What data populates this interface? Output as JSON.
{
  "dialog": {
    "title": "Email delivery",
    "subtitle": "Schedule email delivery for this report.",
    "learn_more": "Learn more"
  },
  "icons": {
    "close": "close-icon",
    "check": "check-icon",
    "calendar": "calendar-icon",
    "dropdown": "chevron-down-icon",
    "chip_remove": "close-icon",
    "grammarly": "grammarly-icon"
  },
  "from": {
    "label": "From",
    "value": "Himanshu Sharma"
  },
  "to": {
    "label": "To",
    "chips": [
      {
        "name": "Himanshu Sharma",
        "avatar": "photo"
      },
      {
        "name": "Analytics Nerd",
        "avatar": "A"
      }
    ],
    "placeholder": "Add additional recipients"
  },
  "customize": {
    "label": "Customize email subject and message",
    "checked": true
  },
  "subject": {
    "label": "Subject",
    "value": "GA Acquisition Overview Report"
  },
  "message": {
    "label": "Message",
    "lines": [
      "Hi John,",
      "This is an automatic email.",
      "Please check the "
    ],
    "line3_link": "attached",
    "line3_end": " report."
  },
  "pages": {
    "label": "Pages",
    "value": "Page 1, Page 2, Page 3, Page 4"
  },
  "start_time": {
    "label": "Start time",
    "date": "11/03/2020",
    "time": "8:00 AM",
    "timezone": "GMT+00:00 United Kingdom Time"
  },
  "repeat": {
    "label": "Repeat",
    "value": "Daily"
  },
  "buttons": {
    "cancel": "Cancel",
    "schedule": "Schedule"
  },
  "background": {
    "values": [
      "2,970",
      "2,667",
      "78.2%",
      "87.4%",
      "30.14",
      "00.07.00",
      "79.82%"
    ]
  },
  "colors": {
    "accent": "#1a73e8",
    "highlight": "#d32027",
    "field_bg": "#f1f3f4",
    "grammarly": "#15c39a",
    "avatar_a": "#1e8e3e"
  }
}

To be done: Count how many lines include the string "Sharma". Nothing but the number is needed.

Answer to this exercise: 2